Listed entries

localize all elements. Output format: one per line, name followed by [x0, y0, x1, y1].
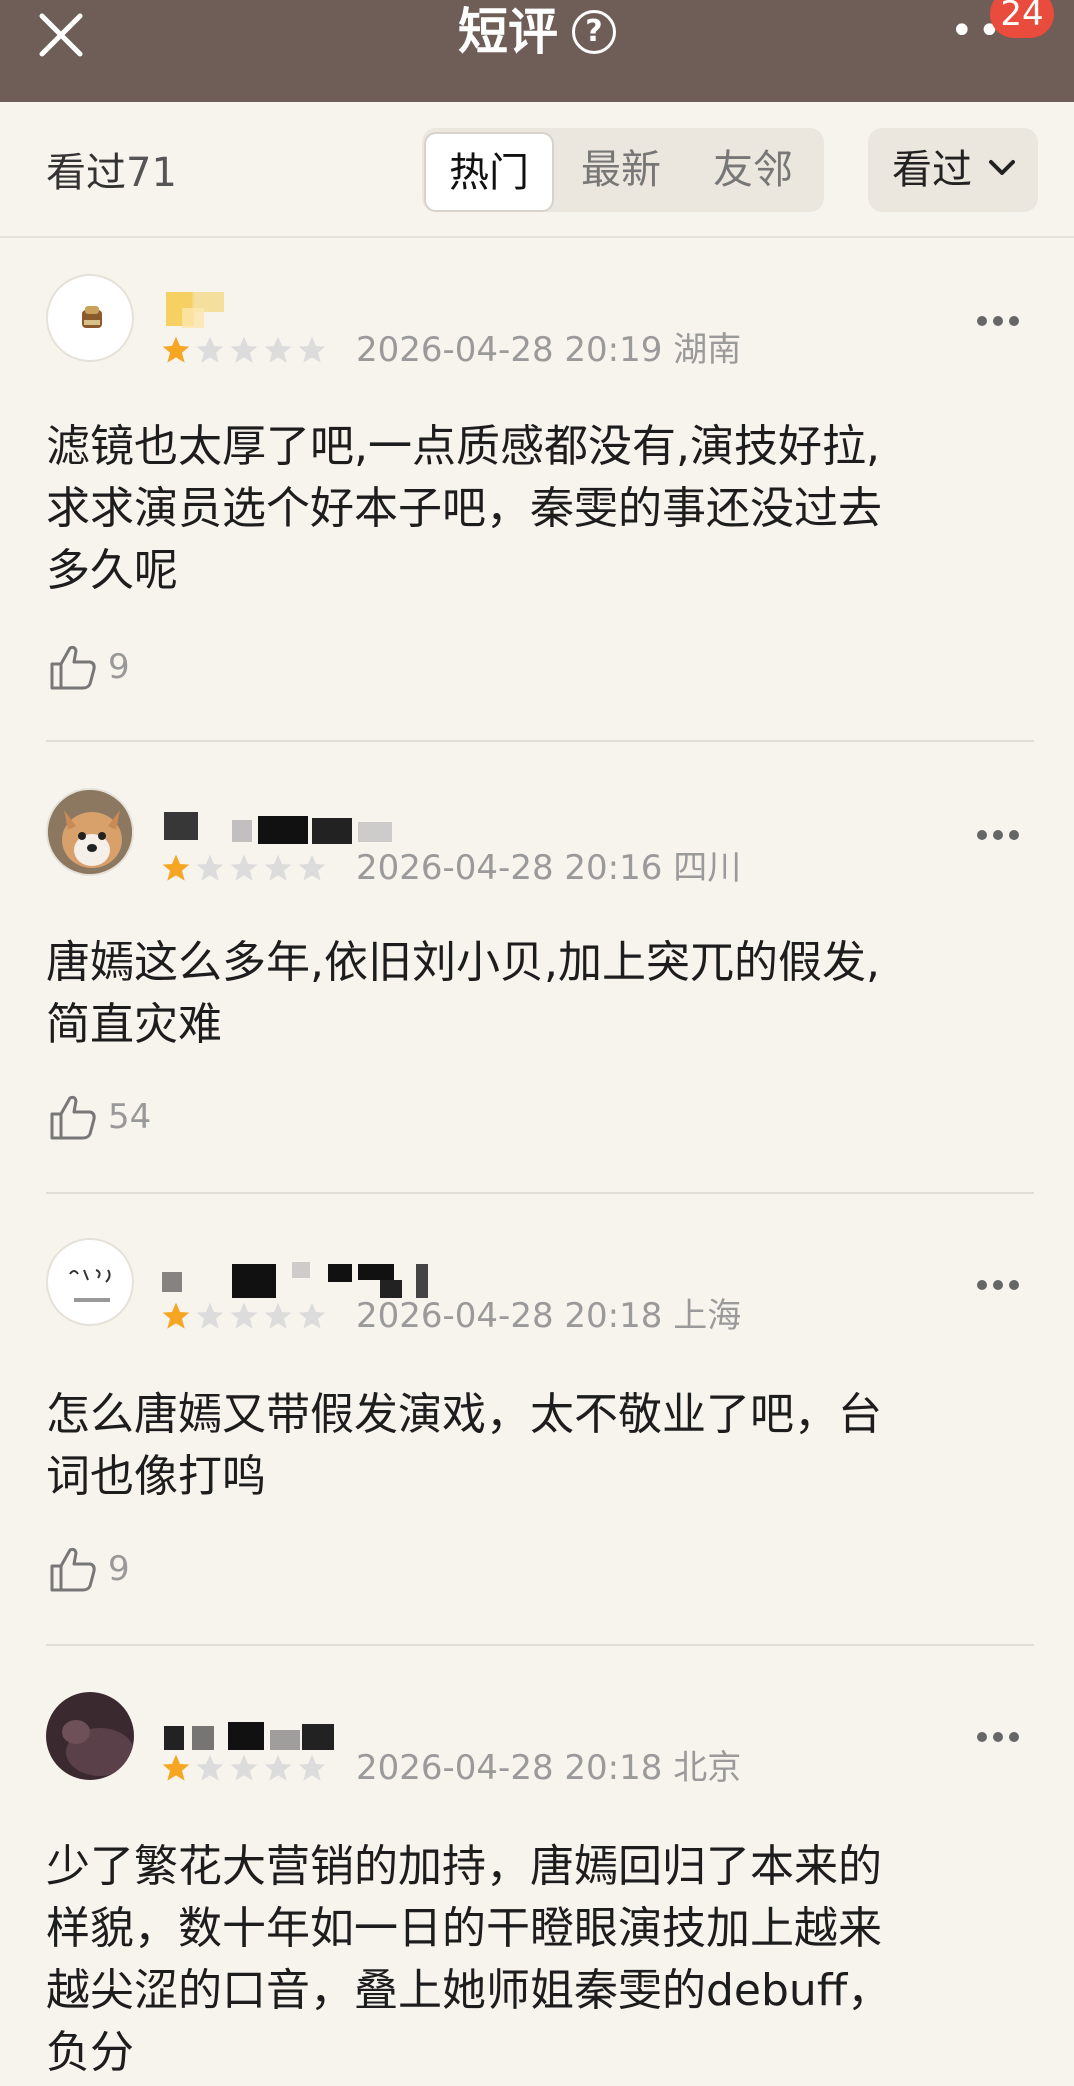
more-options-icon[interactable] [976, 1278, 1020, 1292]
comment-location: 北京 [673, 1748, 742, 1788]
comment-line: 滤镜也太厚了吧,一点质感都没有,演技好拉, [46, 421, 880, 472]
comment-meta: 2026-04-28 20:19 湖南 [356, 330, 741, 370]
help-icon[interactable]: ? [572, 10, 616, 54]
page-title: 短评 [458, 3, 558, 61]
title-area: 短评 ? [0, 0, 1074, 64]
comment-line: 少了繁花大营销的加持，唐嫣回归了本来的 [46, 1841, 882, 1892]
comment-line: 样貌，数十年如一日的干瞪眼演技加上越来 [46, 1903, 882, 1954]
like-button[interactable]: 9 [48, 1544, 130, 1594]
star-empty-icon [230, 1302, 258, 1329]
more-options-icon[interactable] [976, 314, 1020, 328]
avatar-image [48, 790, 132, 874]
seen-filter-dropdown[interactable]: 看过 [868, 128, 1038, 212]
top-bar: 短评 ? •• 24 [0, 0, 1074, 102]
star-empty-icon [196, 1754, 224, 1781]
comment-meta: 2026-04-28 20:18 上海 [356, 1296, 741, 1336]
comment-line: 越尖涩的口音，叠上她师姐秦雯的debuff， [46, 1965, 892, 2016]
star-empty-icon [298, 854, 326, 881]
avatar[interactable] [46, 274, 134, 362]
star-empty-icon [264, 854, 292, 881]
star-empty-icon [264, 1754, 292, 1781]
star-empty-icon [264, 336, 292, 363]
avatar-image [82, 306, 102, 328]
star-empty-icon [264, 1302, 292, 1329]
comment-location: 四川 [673, 848, 742, 888]
comment-text: 怎么唐嫣又带假发演戏，太不敬业了吧，台 词也像打鸣 [46, 1384, 1046, 1508]
username-blurred [166, 292, 224, 328]
filter-bar: 看过71 热门 最新 友邻 看过 [0, 102, 1074, 238]
comment-line: 唐嫣这么多年,依旧刘小贝,加上突兀的假发, [46, 937, 880, 988]
comment-item: 2026-04-28 20:16 四川 唐嫣这么多年,依旧刘小贝,加上突兀的假发… [0, 742, 1074, 1194]
comment-date: 2026-04-28 20:16 [356, 848, 663, 888]
seen-label: 看过 [46, 150, 126, 196]
comment-meta: 2026-04-28 20:18 北京 [356, 1748, 741, 1788]
tab-hot[interactable]: 热门 [424, 132, 554, 212]
star-empty-icon [298, 1302, 326, 1329]
comment-location: 湖南 [673, 330, 742, 370]
star-rating [160, 852, 328, 884]
thumbs-up-icon [50, 1547, 96, 1592]
star-empty-icon [230, 336, 258, 363]
like-count: 54 [108, 1097, 152, 1137]
star-rating [160, 1752, 328, 1784]
comment-item: 2026-04-28 20:18 上海 怎么唐嫣又带假发演戏，太不敬业了吧，台 … [0, 1194, 1074, 1646]
more-options-icon[interactable] [976, 828, 1020, 842]
like-button[interactable]: 9 [48, 642, 130, 692]
tab-latest[interactable]: 最新 [556, 128, 686, 212]
username-blurred [164, 1722, 334, 1750]
star-filled-icon [162, 336, 190, 363]
comment-text: 滤镜也太厚了吧,一点质感都没有,演技好拉, 求求演员选个好本子吧，秦雯的事还没过… [46, 416, 1046, 602]
like-count: 9 [108, 647, 130, 687]
comment-line: 多久呢 [46, 545, 178, 596]
seen-number: 71 [126, 150, 177, 196]
comment-date: 2026-04-28 20:18 [356, 1296, 663, 1336]
star-filled-icon [162, 1302, 190, 1329]
comment-line: 简直灾难 [46, 999, 222, 1050]
seen-count: 看过71 [46, 148, 177, 198]
star-empty-icon [196, 1302, 224, 1329]
comment-line: 负分 [46, 2027, 134, 2078]
like-button[interactable]: 54 [48, 1092, 151, 1142]
seen-filter-label: 看过 [892, 147, 972, 193]
avatar-image [46, 1692, 134, 1780]
avatar-image [69, 1269, 111, 1302]
comment-location: 上海 [673, 1296, 742, 1336]
more-options-icon[interactable] [976, 1730, 1020, 1744]
notification-badge: 24 [990, 0, 1054, 38]
star-empty-icon [298, 336, 326, 363]
sort-tabs: 热门 最新 友邻 [422, 128, 824, 212]
comment-line: 词也像打鸣 [46, 1451, 266, 1502]
star-empty-icon [230, 854, 258, 881]
comment-text: 唐嫣这么多年,依旧刘小贝,加上突兀的假发, 简直灾难 [46, 932, 1046, 1056]
comment-meta: 2026-04-28 20:16 四川 [356, 848, 741, 888]
comment-item: 2026-04-28 20:18 北京 少了繁花大营销的加持，唐嫣回归了本来的 … [0, 1646, 1074, 2086]
star-filled-icon [162, 854, 190, 881]
comment-date: 2026-04-28 20:19 [356, 330, 663, 370]
username-blurred [164, 812, 392, 844]
star-empty-icon [196, 336, 224, 363]
like-count: 9 [108, 1549, 130, 1589]
comment-line: 怎么唐嫣又带假发演戏，太不敬业了吧，台 [46, 1389, 882, 1440]
star-filled-icon [162, 1754, 190, 1781]
avatar[interactable] [46, 1692, 134, 1780]
avatar[interactable] [46, 788, 134, 876]
chevron-down-icon [989, 160, 1015, 175]
star-empty-icon [196, 854, 224, 881]
comment-date: 2026-04-28 20:18 [356, 1748, 663, 1788]
avatar[interactable] [46, 1238, 134, 1326]
thumbs-up-icon [50, 645, 96, 690]
star-rating [160, 1300, 328, 1332]
comment-line: 求求演员选个好本子吧，秦雯的事还没过去 [46, 483, 882, 534]
comment-item: 2026-04-28 20:19 湖南 滤镜也太厚了吧,一点质感都没有,演技好拉… [0, 238, 1074, 742]
thumbs-up-icon [50, 1095, 96, 1140]
star-empty-icon [230, 1754, 258, 1781]
star-rating [160, 334, 328, 366]
tab-friends[interactable]: 友邻 [688, 128, 818, 212]
username-blurred [162, 1262, 428, 1298]
comment-text: 少了繁花大营销的加持，唐嫣回归了本来的 样貌，数十年如一日的干瞪眼演技加上越来 … [46, 1836, 1046, 2084]
star-empty-icon [298, 1754, 326, 1781]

Instructions for the task
Turn all of the lines above into a numbered list, skipping any blank lines and leaving out the pictures.

Task response
1. localize all elements. Output format: one per line, name followed by [x0, y0, x1, y1].
2. more-options-icon[interactable] [976, 1278, 1020, 1292]
3. comment-location: 北京 [673, 1748, 742, 1788]
4. comment-line: 滤镜也太厚了吧,一点质感都没有,演技好拉, [46, 421, 880, 472]
5. comment-meta: 2026-04-28 20:19 湖南 [356, 330, 741, 370]
6. help-icon[interactable]: ? [572, 10, 616, 54]
7. page-title: 短评 [458, 3, 558, 61]
8. title-area: 短评 ? [0, 0, 1074, 64]
9. comment-line: 少了繁花大营销的加持，唐嫣回归了本来的 [46, 1841, 882, 1892]
10. comment-line: 样貌，数十年如一日的干瞪眼演技加上越来 [46, 1903, 882, 1954]
11. like-button[interactable]: 9 [48, 1544, 130, 1594]
12. star-empty-icon [230, 1302, 258, 1329]
13. more-options-icon[interactable] [976, 314, 1020, 328]
14. avatar-image [48, 790, 132, 874]
15. seen-filter-dropdown[interactable]: 看过 [868, 128, 1038, 212]
16. top-bar: 短评 ? •• 24 [0, 0, 1074, 102]
17. star-empty-icon [196, 1754, 224, 1781]
18. comment-meta: 2026-04-28 20:18 上海 [356, 1296, 741, 1336]
19. comment-line: 越尖涩的口音，叠上她师姐秦雯的debuff， [46, 1965, 892, 2016]
20. star-empty-icon [298, 854, 326, 881]
21. avatar[interactable] [46, 274, 134, 362]
22. star-empty-icon [264, 854, 292, 881]
23. star-empty-icon [264, 1754, 292, 1781]
24. star-empty-icon [264, 336, 292, 363]
25. avatar-image [82, 306, 102, 328]
26. star-empty-icon [264, 1302, 292, 1329]
27. comment-location: 四川 [673, 848, 742, 888]
28. comment-text: 怎么唐嫣又带假发演戏，太不敬业了吧，台 词也像打鸣 [46, 1384, 1046, 1508]
29. username-blurred [166, 292, 224, 328]
30. filter-bar: 看过71 热门 最新 友邻 看过 [0, 102, 1074, 238]
31. comment-line: 唐嫣这么多年,依旧刘小贝,加上突兀的假发, [46, 937, 880, 988]
32. comment-item: 2026-04-28 20:16 四川 唐嫣这么多年,依旧刘小贝,加上突兀的假发… [0, 742, 1074, 1194]
33. comment-date: 2026-04-28 20:16 [356, 848, 663, 888]
34. seen-label: 看过 [46, 150, 126, 196]
35. comment-meta: 2026-04-28 20:18 北京 [356, 1748, 741, 1788]
36. tab-hot[interactable]: 热门 [424, 132, 554, 212]
37. star-empty-icon [298, 1302, 326, 1329]
38. comment-location: 湖南 [673, 330, 742, 370]
39. star-rating [160, 852, 328, 884]
40. thumbs-up-icon [50, 1547, 96, 1592]
41. star-empty-icon [230, 336, 258, 363]
42. like-count: 54 [108, 1097, 152, 1137]
43. star-rating [160, 1752, 328, 1784]
44. comment-item: 2026-04-28 20:18 上海 怎么唐嫣又带假发演戏，太不敬业了吧，台 … [0, 1194, 1074, 1646]
45. more-options-icon[interactable] [976, 828, 1020, 842]
46. like-button[interactable]: 9 [48, 642, 130, 692]
47. tab-latest[interactable]: 最新 [556, 128, 686, 212]
48. username-blurred [164, 1722, 334, 1750]
49. star-filled-icon [162, 336, 190, 363]
50. comment-text: 滤镜也太厚了吧,一点质感都没有,演技好拉, 求求演员选个好本子吧，秦雯的事还没过… [46, 416, 1046, 602]
51. like-count: 9 [108, 647, 130, 687]
52. comment-line: 多久呢 [46, 545, 178, 596]
53. seen-number: 71 [126, 150, 177, 196]
54. comment-date: 2026-04-28 20:18 [356, 1296, 663, 1336]
55. star-filled-icon [162, 1302, 190, 1329]
56. comment-line: 简直灾难 [46, 999, 222, 1050]
57. seen-count: 看过71 [46, 148, 177, 198]
58. star-empty-icon [196, 1302, 224, 1329]
59. comment-line: 负分 [46, 2027, 134, 2078]
60. like-button[interactable]: 54 [48, 1092, 151, 1142]
61. seen-filter-label: 看过 [892, 147, 972, 193]
62. avatar-image [46, 1692, 134, 1780]
63. avatar-image [69, 1269, 111, 1302]
64. comment-location: 上海 [673, 1296, 742, 1336]
65. more-options-icon[interactable] [976, 1730, 1020, 1744]
66. notification-badge: 24 [990, 0, 1054, 38]
67. star-empty-icon [298, 336, 326, 363]
68. sort-tabs: 热门 最新 友邻 [422, 128, 824, 212]
69. comment-line: 词也像打鸣 [46, 1451, 266, 1502]
70. star-empty-icon [230, 854, 258, 881]
71. comment-text: 唐嫣这么多年,依旧刘小贝,加上突兀的假发, 简直灾难 [46, 932, 1046, 1056]
72. comment-meta: 2026-04-28 20:16 四川 [356, 848, 741, 888]
73. comment-item: 2026-04-28 20:18 北京 少了繁花大营销的加持，唐嫣回归了本来的 … [0, 1646, 1074, 2086]
74. star-filled-icon [162, 854, 190, 881]
75. comment-date: 2026-04-28 20:19 [356, 330, 663, 370]
76. username-blurred [164, 812, 392, 844]
77. star-empty-icon [196, 336, 224, 363]
78. like-count: 9 [108, 1549, 130, 1589]
79. comment-line: 怎么唐嫣又带假发演戏，太不敬业了吧，台 [46, 1389, 882, 1440]
80. star-filled-icon [162, 1754, 190, 1781]
81. avatar[interactable] [46, 1692, 134, 1780]
82. avatar[interactable] [46, 788, 134, 876]
83. chevron-down-icon [989, 160, 1015, 175]
84. star-empty-icon [196, 854, 224, 881]
85. comment-date: 2026-04-28 20:18 [356, 1748, 663, 1788]
86. avatar[interactable] [46, 1238, 134, 1326]
87. thumbs-up-icon [50, 645, 96, 690]
88. star-rating [160, 1300, 328, 1332]
89. comment-line: 求求演员选个好本子吧，秦雯的事还没过去 [46, 483, 882, 534]
90. comment-item: 2026-04-28 20:19 湖南 滤镜也太厚了吧,一点质感都没有,演技好拉… [0, 238, 1074, 742]
91. thumbs-up-icon [50, 1095, 96, 1140]
92. star-empty-icon [230, 1754, 258, 1781]
93. star-rating [160, 334, 328, 366]
94. tab-friends[interactable]: 友邻 [688, 128, 818, 212]
95. username-blurred [162, 1262, 428, 1298]
96. comment-text: 少了繁花大营销的加持，唐嫣回归了本来的 样貌，数十年如一日的干瞪眼演技加上越来 … [46, 1836, 1046, 2084]
97. star-empty-icon [298, 1754, 326, 1781]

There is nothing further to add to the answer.